:: Records supplied

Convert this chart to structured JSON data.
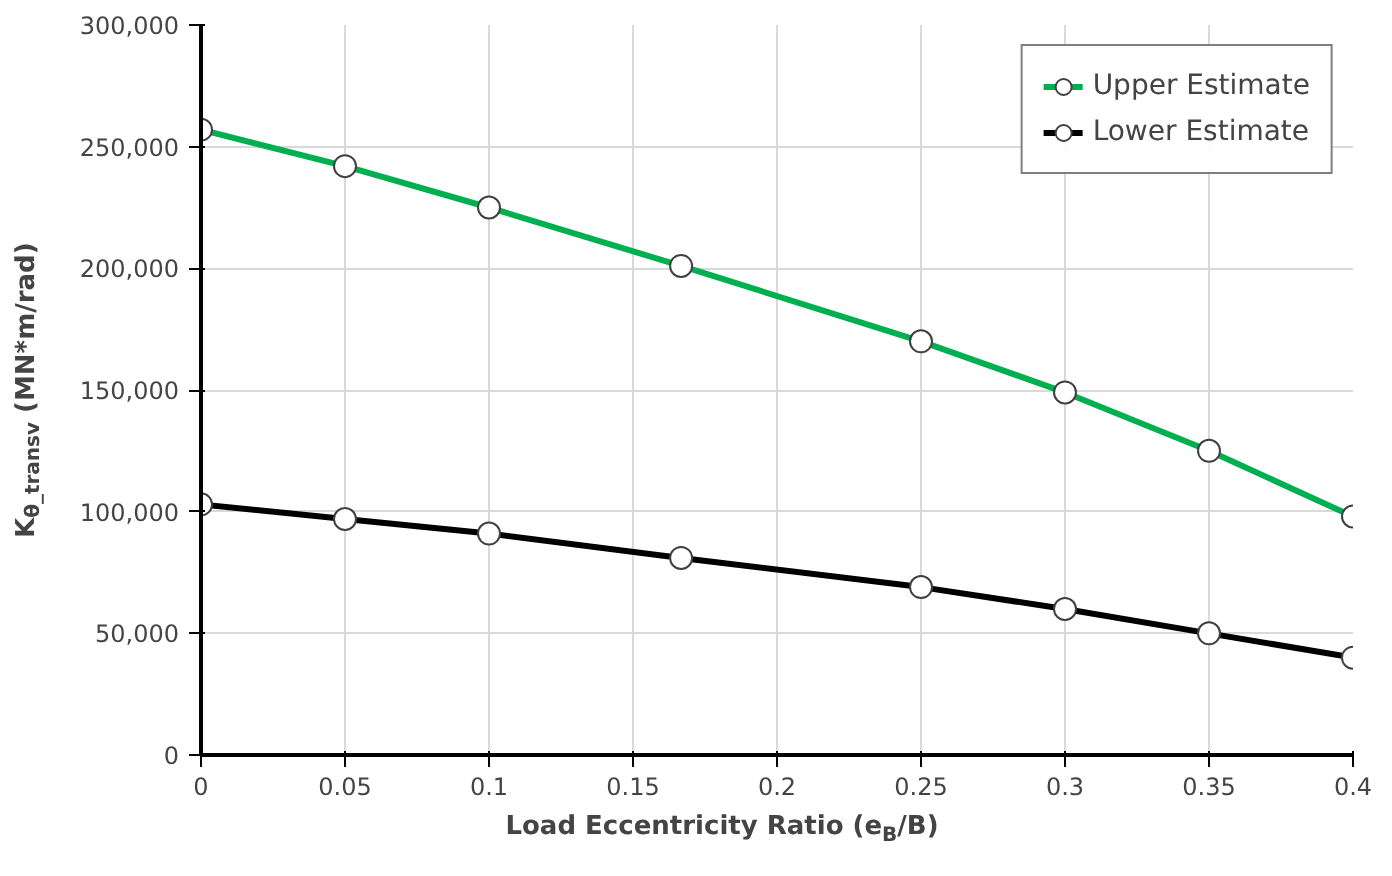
{
  "chart_data": {
    "type": "line",
    "xlabel": "Load Eccentricity Ratio (e$_{B}$/B)",
    "ylabel": "K$_{θ_transv}$ (MN*m/rad)",
    "x": [
      0,
      0.05,
      0.1,
      0.1667,
      0.25,
      0.3,
      0.35,
      0.4
    ],
    "series": [
      {
        "name": "Upper Estimate",
        "color": "#00b050",
        "values": [
          257000,
          242000,
          225000,
          201000,
          170000,
          149000,
          125000,
          98000
        ]
      },
      {
        "name": "Lower Estimate",
        "color": "#000000",
        "values": [
          103000,
          97000,
          91000,
          81000,
          69000,
          60000,
          50000,
          40000
        ]
      }
    ],
    "xlim": [
      0,
      0.4
    ],
    "ylim": [
      0,
      300000
    ],
    "xticks": [
      0,
      0.05,
      0.1,
      0.15,
      0.2,
      0.25,
      0.3,
      0.35,
      0.4
    ],
    "yticks": [
      {
        "value": 0,
        "label": "0"
      },
      {
        "value": 50000,
        "label": "50,000"
      },
      {
        "value": 100000,
        "label": "100,000"
      },
      {
        "value": 150000,
        "label": "150,000"
      },
      {
        "value": 200000,
        "label": "200,000"
      },
      {
        "value": 250000,
        "label": "250,000"
      },
      {
        "value": 300000,
        "label": "300,000"
      }
    ],
    "grid": true,
    "legend": "top right",
    "marker": "circle",
    "line_style": "solid"
  }
}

::::

■ Stated problem ■
Without the pictures, restate all of the entries above verbatim.

■ Response to this exercise ■
Convert this chart to structured JSON data.
{
  "chart_data": {
    "type": "line",
    "xlabel": "Load Eccentricity Ratio (e$_{B}$/B)",
    "ylabel": "K$_{θ_transv}$ (MN*m/rad)",
    "x": [
      0,
      0.05,
      0.1,
      0.1667,
      0.25,
      0.3,
      0.35,
      0.4
    ],
    "series": [
      {
        "name": "Upper Estimate",
        "color": "#00b050",
        "values": [
          257000,
          242000,
          225000,
          201000,
          170000,
          149000,
          125000,
          98000
        ]
      },
      {
        "name": "Lower Estimate",
        "color": "#000000",
        "values": [
          103000,
          97000,
          91000,
          81000,
          69000,
          60000,
          50000,
          40000
        ]
      }
    ],
    "xlim": [
      0,
      0.4
    ],
    "ylim": [
      0,
      300000
    ],
    "xticks": [
      0,
      0.05,
      0.1,
      0.15,
      0.2,
      0.25,
      0.3,
      0.35,
      0.4
    ],
    "yticks": [
      {
        "value": 0,
        "label": "0"
      },
      {
        "value": 50000,
        "label": "50,000"
      },
      {
        "value": 100000,
        "label": "100,000"
      },
      {
        "value": 150000,
        "label": "150,000"
      },
      {
        "value": 200000,
        "label": "200,000"
      },
      {
        "value": 250000,
        "label": "250,000"
      },
      {
        "value": 300000,
        "label": "300,000"
      }
    ],
    "grid": true,
    "legend": "top right",
    "marker": "circle",
    "line_style": "solid"
  }
}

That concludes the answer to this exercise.